## EXTRACTED INFORMATION

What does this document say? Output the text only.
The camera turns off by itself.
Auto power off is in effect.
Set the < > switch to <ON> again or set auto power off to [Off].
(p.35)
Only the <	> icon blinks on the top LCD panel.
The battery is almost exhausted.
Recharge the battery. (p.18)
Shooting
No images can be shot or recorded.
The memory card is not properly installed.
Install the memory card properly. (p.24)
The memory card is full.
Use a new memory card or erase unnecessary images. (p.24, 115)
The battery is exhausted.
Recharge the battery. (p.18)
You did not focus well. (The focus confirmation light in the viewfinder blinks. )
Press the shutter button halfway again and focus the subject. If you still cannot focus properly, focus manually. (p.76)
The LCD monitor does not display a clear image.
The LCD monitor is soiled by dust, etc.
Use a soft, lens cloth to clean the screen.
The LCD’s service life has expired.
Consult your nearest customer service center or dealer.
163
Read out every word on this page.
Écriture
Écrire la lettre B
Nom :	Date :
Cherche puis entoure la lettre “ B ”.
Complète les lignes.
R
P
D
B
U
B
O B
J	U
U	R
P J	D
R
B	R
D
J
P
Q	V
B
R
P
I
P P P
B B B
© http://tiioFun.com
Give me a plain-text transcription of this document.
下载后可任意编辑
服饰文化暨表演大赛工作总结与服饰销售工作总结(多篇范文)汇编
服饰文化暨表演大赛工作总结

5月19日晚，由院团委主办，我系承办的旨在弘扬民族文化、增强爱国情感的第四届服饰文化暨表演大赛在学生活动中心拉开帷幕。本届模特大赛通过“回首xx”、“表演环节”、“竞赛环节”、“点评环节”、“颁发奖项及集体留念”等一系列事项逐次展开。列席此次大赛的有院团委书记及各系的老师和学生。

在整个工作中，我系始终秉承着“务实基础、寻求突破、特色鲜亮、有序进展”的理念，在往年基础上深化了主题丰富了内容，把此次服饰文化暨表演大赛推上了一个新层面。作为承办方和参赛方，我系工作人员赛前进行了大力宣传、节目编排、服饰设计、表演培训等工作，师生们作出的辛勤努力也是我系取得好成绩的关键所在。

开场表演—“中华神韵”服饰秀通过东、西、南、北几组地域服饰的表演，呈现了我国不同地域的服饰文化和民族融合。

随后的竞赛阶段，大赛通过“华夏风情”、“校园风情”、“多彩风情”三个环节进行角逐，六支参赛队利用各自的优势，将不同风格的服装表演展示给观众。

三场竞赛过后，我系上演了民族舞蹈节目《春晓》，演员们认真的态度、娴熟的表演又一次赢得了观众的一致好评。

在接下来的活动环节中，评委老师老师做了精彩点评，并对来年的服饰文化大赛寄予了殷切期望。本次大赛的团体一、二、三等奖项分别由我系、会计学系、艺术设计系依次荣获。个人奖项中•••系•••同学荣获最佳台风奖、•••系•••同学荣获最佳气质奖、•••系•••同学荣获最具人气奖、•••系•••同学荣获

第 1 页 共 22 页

## THE EXERCISE
Return each entry from the material above exactly as it appears.

## SOLUTION FOR THIS TASK
What does this document say? Output the text only.
The camera turns off by itself.
Auto power off is in effect.
Set the < > switch to <ON> again or set auto power off to [Off].
(p.35)
Only the <	> icon blinks on the top LCD panel.
The battery is almost exhausted.
Recharge the battery. (p.18)
Shooting
No images can be shot or recorded.
The memory card is not properly installed.
Install the memory card properly. (p.24)
The memory card is full.
Use a new memory card or erase unnecessary images. (p.24, 115)
The battery is exhausted.
Recharge the battery. (p.18)
You did not focus well. (The focus confirmation light in the viewfinder blinks. )
Press the shutter button halfway again and focus the subject. If you still cannot focus properly, focus manually. (p.76)
The LCD monitor does not display a clear image.
The LCD monitor is soiled by dust, etc.
Use a soft, lens cloth to clean the screen.
The LCD’s service life has expired.
Consult your nearest customer service center or dealer.
163
Read out every word on this page.
Écriture
Écrire la lettre B
Nom :	Date :
Cherche puis entoure la lettre “ B ”.
Complète les lignes.
R
P
D
B
U
B
O B
J	U
U	R
P J	D
R
B	R
D
J
P
Q	V
B
R
P
I
P P P
B B B
© http://tiioFun.com
Give me a plain-text transcription of this document.
下载后可任意编辑
服饰文化暨表演大赛工作总结与服饰销售工作总结(多篇范文)汇编
服饰文化暨表演大赛工作总结

5月19日晚，由院团委主办，我系承办的旨在弘扬民族文化、增强爱国情感的第四届服饰文化暨表演大赛在学生活动中心拉开帷幕。本届模特大赛通过“回首xx”、“表演环节”、“竞赛环节”、“点评环节”、“颁发奖项及集体留念”等一系列事项逐次展开。列席此次大赛的有院团委书记及各系的老师和学生。

在整个工作中，我系始终秉承着“务实基础、寻求突破、特色鲜亮、有序进展”的理念，在往年基础上深化了主题丰富了内容，把此次服饰文化暨表演大赛推上了一个新层面。作为承办方和参赛方，我系工作人员赛前进行了大力宣传、节目编排、服饰设计、表演培训等工作，师生们作出的辛勤努力也是我系取得好成绩的关键所在。

开场表演—“中华神韵”服饰秀通过东、西、南、北几组地域服饰的表演，呈现了我国不同地域的服饰文化和民族融合。

随后的竞赛阶段，大赛通过“华夏风情”、“校园风情”、“多彩风情”三个环节进行角逐，六支参赛队利用各自的优势，将不同风格的服装表演展示给观众。

三场竞赛过后，我系上演了民族舞蹈节目《春晓》，演员们认真的态度、娴熟的表演又一次赢得了观众的一致好评。

在接下来的活动环节中，评委老师老师做了精彩点评，并对来年的服饰文化大赛寄予了殷切期望。本次大赛的团体一、二、三等奖项分别由我系、会计学系、艺术设计系依次荣获。个人奖项中•••系•••同学荣获最佳台风奖、•••系•••同学荣获最佳气质奖、•••系•••同学荣获最具人气奖、•••系•••同学荣获

第 1 页 共 22 页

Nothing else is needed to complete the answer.